> _EXERCISE MATERIALS_:
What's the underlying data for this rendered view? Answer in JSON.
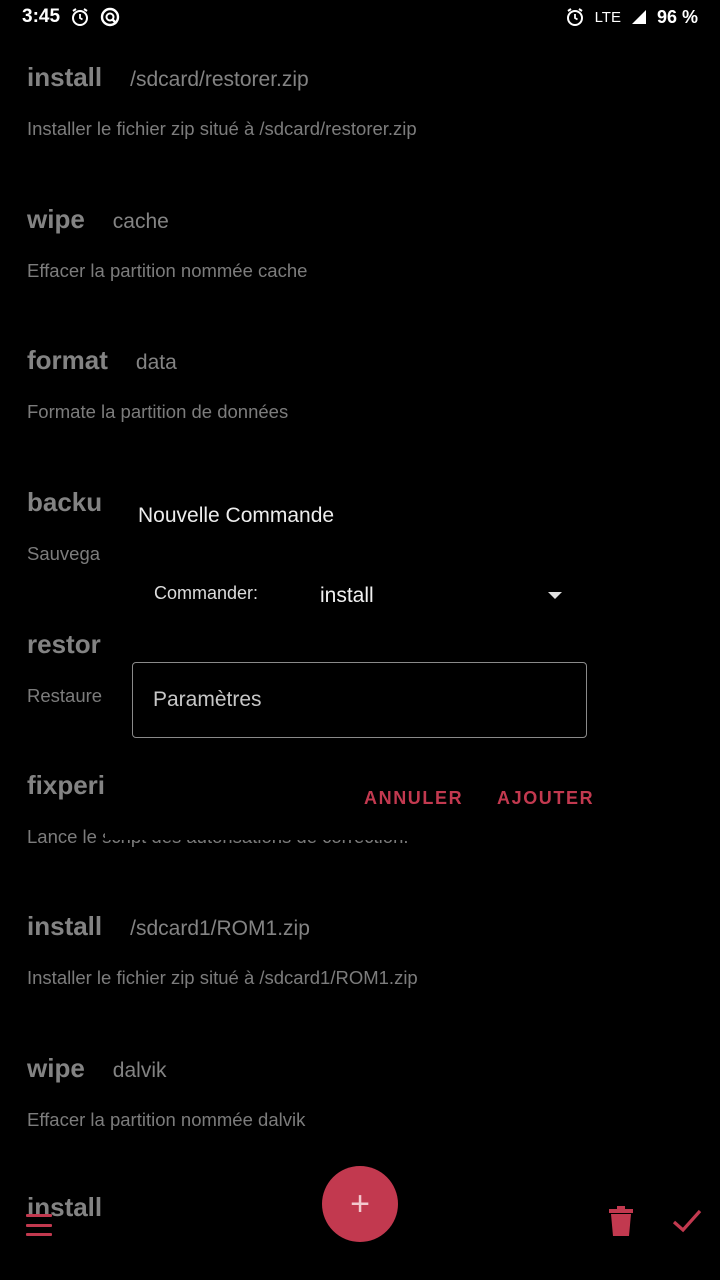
{
  "status": {
    "time": "3:45",
    "network": "LTE",
    "battery": "96 %"
  },
  "commands": [
    {
      "name": "install",
      "param": "/sdcard/restorer.zip",
      "desc": "Installer le fichier zip situé à /sdcard/restorer.zip"
    },
    {
      "name": "wipe",
      "param": "cache",
      "desc": "Effacer la partition nommée cache"
    },
    {
      "name": "format",
      "param": "data",
      "desc": "Formate la partition de données"
    },
    {
      "name": "backu",
      "param": "",
      "desc": "Sauvega"
    },
    {
      "name": "restor",
      "param": "",
      "desc": "Restaure"
    },
    {
      "name": "fixperi",
      "param": "",
      "desc": "Lance le script des autorisations de correction."
    },
    {
      "name": "install",
      "param": "/sdcard1/ROM1.zip",
      "desc": "Installer le fichier zip situé à /sdcard1/ROM1.zip"
    },
    {
      "name": "wipe",
      "param": "dalvik",
      "desc": "Effacer la partition nommée dalvik"
    },
    {
      "name": "install",
      "param": "",
      "desc": ""
    }
  ],
  "dialog": {
    "title": "Nouvelle Commande",
    "commander_label": "Commander:",
    "commander_value": "install",
    "params_placeholder": "Paramètres",
    "cancel_label": "ANNULER",
    "add_label": "AJOUTER"
  },
  "fab": {
    "label": "+"
  },
  "colors": {
    "accent": "#c2394f",
    "background": "#000000",
    "text": "#c9c9c9"
  }
}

> _GIVEN INSTRUCTION_:
List every line above containing the word "Effacer".

> _SOLUTION TO THE PROBLEM_:
      "desc": "Effacer la partition nommée cache"
      "desc": "Effacer la partition nommée dalvik"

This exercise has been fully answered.